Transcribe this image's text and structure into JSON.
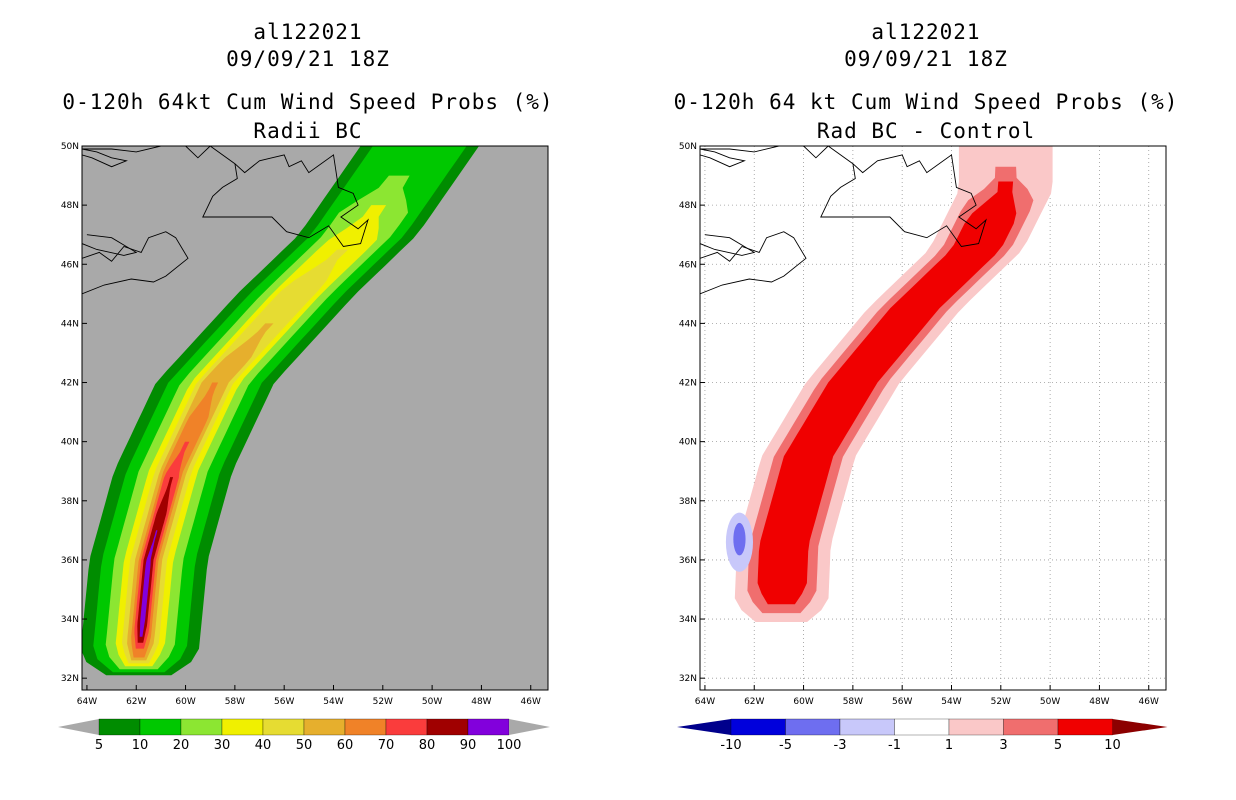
{
  "charts": [
    {
      "storm_id": "al122021",
      "datetime": "09/09/21 18Z",
      "title": "0-120h 64kt Cum Wind Speed Probs (%)",
      "subtitle": "Radii BC",
      "background": "#a9a9a9",
      "colorbar_labels": [
        "5",
        "10",
        "20",
        "30",
        "40",
        "50",
        "60",
        "70",
        "80",
        "90",
        "100"
      ],
      "colorbar_colors": [
        "#008c00",
        "#00c800",
        "#8ce632",
        "#f0f000",
        "#e6dc32",
        "#e6af2d",
        "#f08228",
        "#fa3c3c",
        "#a00000",
        "#8200dc"
      ]
    },
    {
      "storm_id": "al122021",
      "datetime": "09/09/21 18Z",
      "title": "0-120h 64 kt Cum Wind Speed Probs (%)",
      "subtitle": "Rad BC - Control",
      "background": "#ffffff",
      "colorbar_labels": [
        "-10",
        "-5",
        "-3",
        "-1",
        "1",
        "3",
        "5",
        "10"
      ],
      "colorbar_colors": [
        "#0000dc",
        "#6e6ef0",
        "#c8c8fa",
        "#ffffff",
        "#fac8c8",
        "#f06e6e",
        "#f00000"
      ]
    }
  ],
  "chart_data": [
    {
      "type": "contour-map",
      "title": "0-120h 64kt Cum Wind Speed Probs (%)",
      "subtitle": "Radii BC",
      "lon_ticks": [
        "64W",
        "62W",
        "60W",
        "58W",
        "56W",
        "54W",
        "52W",
        "50W",
        "48W",
        "46W"
      ],
      "lat_ticks": [
        "32N",
        "34N",
        "36N",
        "38N",
        "40N",
        "42N",
        "44N",
        "46N",
        "48N",
        "50N"
      ],
      "xlim": [
        -64.2,
        -45.3
      ],
      "ylim": [
        31.6,
        50
      ],
      "levels": [
        5,
        10,
        20,
        30,
        40,
        50,
        60,
        70,
        80,
        90,
        100
      ],
      "swath_axis": [
        {
          "lon": -61.9,
          "lat": 32.6
        },
        {
          "lon": -61.5,
          "lat": 36
        },
        {
          "lon": -60.5,
          "lat": 39
        },
        {
          "lon": -58.8,
          "lat": 42
        },
        {
          "lon": -55.5,
          "lat": 45
        },
        {
          "lon": -53,
          "lat": 47
        },
        {
          "lon": -50.5,
          "lat": 50
        }
      ],
      "band_half_width_deg": {
        "5": 2.4,
        "10": 1.9,
        "20": 1.4,
        "30": 1.0,
        "40": 0.75,
        "50": 0.55,
        "60": 0.4,
        "70": 0.3,
        "80": 0.2,
        "90": 0.1
      },
      "level_extent_lat": {
        "5": [
          32.1,
          50
        ],
        "10": [
          32.2,
          50
        ],
        "20": [
          32.3,
          49
        ],
        "30": [
          32.4,
          48
        ],
        "40": [
          32.5,
          46.5
        ],
        "50": [
          32.6,
          44
        ],
        "60": [
          32.7,
          42
        ],
        "70": [
          33,
          40
        ],
        "80": [
          33.2,
          38.8
        ],
        "90": [
          33.4,
          37
        ]
      }
    },
    {
      "type": "contour-map",
      "title": "0-120h 64 kt Cum Wind Speed Probs (%)",
      "subtitle": "Rad BC - Control",
      "lon_ticks": [
        "64W",
        "62W",
        "60W",
        "58W",
        "56W",
        "54W",
        "52W",
        "50W",
        "48W",
        "46W"
      ],
      "lat_ticks": [
        "32N",
        "34N",
        "36N",
        "38N",
        "40N",
        "42N",
        "44N",
        "46N",
        "48N",
        "50N"
      ],
      "xlim": [
        -64.2,
        -45.3
      ],
      "ylim": [
        31.6,
        50
      ],
      "levels": [
        -10,
        -5,
        -3,
        -1,
        1,
        3,
        5,
        10
      ],
      "positive_axis": [
        {
          "lon": -60.9,
          "lat": 34.5
        },
        {
          "lon": -60.8,
          "lat": 36.5
        },
        {
          "lon": -59.8,
          "lat": 39.5
        },
        {
          "lon": -58,
          "lat": 42
        },
        {
          "lon": -55.5,
          "lat": 44.5
        },
        {
          "lon": -53,
          "lat": 46.5
        },
        {
          "lon": -51.8,
          "lat": 48.5
        }
      ],
      "positive_half_width_deg": {
        "1": 1.9,
        "3": 1.4,
        "5": 1.0
      },
      "negative_blob": {
        "lon": -62.6,
        "lat": 36.6,
        "half_width_deg": 0.55,
        "half_height_deg": 1.0,
        "core_value": -5,
        "outer_value": -1
      }
    }
  ]
}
══════════════════════════════
Short problem: Using the data above, write out every line exactly, leaving the images behind.

Problem solution:
Transcribe this image's text and structure into JSON.
{
  "charts": [
    {
      "storm_id": "al122021",
      "datetime": "09/09/21 18Z",
      "title": "0-120h 64kt Cum Wind Speed Probs (%)",
      "subtitle": "Radii BC",
      "background": "#a9a9a9",
      "colorbar_labels": [
        "5",
        "10",
        "20",
        "30",
        "40",
        "50",
        "60",
        "70",
        "80",
        "90",
        "100"
      ],
      "colorbar_colors": [
        "#008c00",
        "#00c800",
        "#8ce632",
        "#f0f000",
        "#e6dc32",
        "#e6af2d",
        "#f08228",
        "#fa3c3c",
        "#a00000",
        "#8200dc"
      ]
    },
    {
      "storm_id": "al122021",
      "datetime": "09/09/21 18Z",
      "title": "0-120h 64 kt Cum Wind Speed Probs (%)",
      "subtitle": "Rad BC - Control",
      "background": "#ffffff",
      "colorbar_labels": [
        "-10",
        "-5",
        "-3",
        "-1",
        "1",
        "3",
        "5",
        "10"
      ],
      "colorbar_colors": [
        "#0000dc",
        "#6e6ef0",
        "#c8c8fa",
        "#ffffff",
        "#fac8c8",
        "#f06e6e",
        "#f00000"
      ]
    }
  ],
  "chart_data": [
    {
      "type": "contour-map",
      "title": "0-120h 64kt Cum Wind Speed Probs (%)",
      "subtitle": "Radii BC",
      "lon_ticks": [
        "64W",
        "62W",
        "60W",
        "58W",
        "56W",
        "54W",
        "52W",
        "50W",
        "48W",
        "46W"
      ],
      "lat_ticks": [
        "32N",
        "34N",
        "36N",
        "38N",
        "40N",
        "42N",
        "44N",
        "46N",
        "48N",
        "50N"
      ],
      "xlim": [
        -64.2,
        -45.3
      ],
      "ylim": [
        31.6,
        50
      ],
      "levels": [
        5,
        10,
        20,
        30,
        40,
        50,
        60,
        70,
        80,
        90,
        100
      ],
      "swath_axis": [
        {
          "lon": -61.9,
          "lat": 32.6
        },
        {
          "lon": -61.5,
          "lat": 36
        },
        {
          "lon": -60.5,
          "lat": 39
        },
        {
          "lon": -58.8,
          "lat": 42
        },
        {
          "lon": -55.5,
          "lat": 45
        },
        {
          "lon": -53,
          "lat": 47
        },
        {
          "lon": -50.5,
          "lat": 50
        }
      ],
      "band_half_width_deg": {
        "5": 2.4,
        "10": 1.9,
        "20": 1.4,
        "30": 1.0,
        "40": 0.75,
        "50": 0.55,
        "60": 0.4,
        "70": 0.3,
        "80": 0.2,
        "90": 0.1
      },
      "level_extent_lat": {
        "5": [
          32.1,
          50
        ],
        "10": [
          32.2,
          50
        ],
        "20": [
          32.3,
          49
        ],
        "30": [
          32.4,
          48
        ],
        "40": [
          32.5,
          46.5
        ],
        "50": [
          32.6,
          44
        ],
        "60": [
          32.7,
          42
        ],
        "70": [
          33,
          40
        ],
        "80": [
          33.2,
          38.8
        ],
        "90": [
          33.4,
          37
        ]
      }
    },
    {
      "type": "contour-map",
      "title": "0-120h 64 kt Cum Wind Speed Probs (%)",
      "subtitle": "Rad BC - Control",
      "lon_ticks": [
        "64W",
        "62W",
        "60W",
        "58W",
        "56W",
        "54W",
        "52W",
        "50W",
        "48W",
        "46W"
      ],
      "lat_ticks": [
        "32N",
        "34N",
        "36N",
        "38N",
        "40N",
        "42N",
        "44N",
        "46N",
        "48N",
        "50N"
      ],
      "xlim": [
        -64.2,
        -45.3
      ],
      "ylim": [
        31.6,
        50
      ],
      "levels": [
        -10,
        -5,
        -3,
        -1,
        1,
        3,
        5,
        10
      ],
      "positive_axis": [
        {
          "lon": -60.9,
          "lat": 34.5
        },
        {
          "lon": -60.8,
          "lat": 36.5
        },
        {
          "lon": -59.8,
          "lat": 39.5
        },
        {
          "lon": -58,
          "lat": 42
        },
        {
          "lon": -55.5,
          "lat": 44.5
        },
        {
          "lon": -53,
          "lat": 46.5
        },
        {
          "lon": -51.8,
          "lat": 48.5
        }
      ],
      "positive_half_width_deg": {
        "1": 1.9,
        "3": 1.4,
        "5": 1.0
      },
      "negative_blob": {
        "lon": -62.6,
        "lat": 36.6,
        "half_width_deg": 0.55,
        "half_height_deg": 1.0,
        "core_value": -5,
        "outer_value": -1
      }
    }
  ]
}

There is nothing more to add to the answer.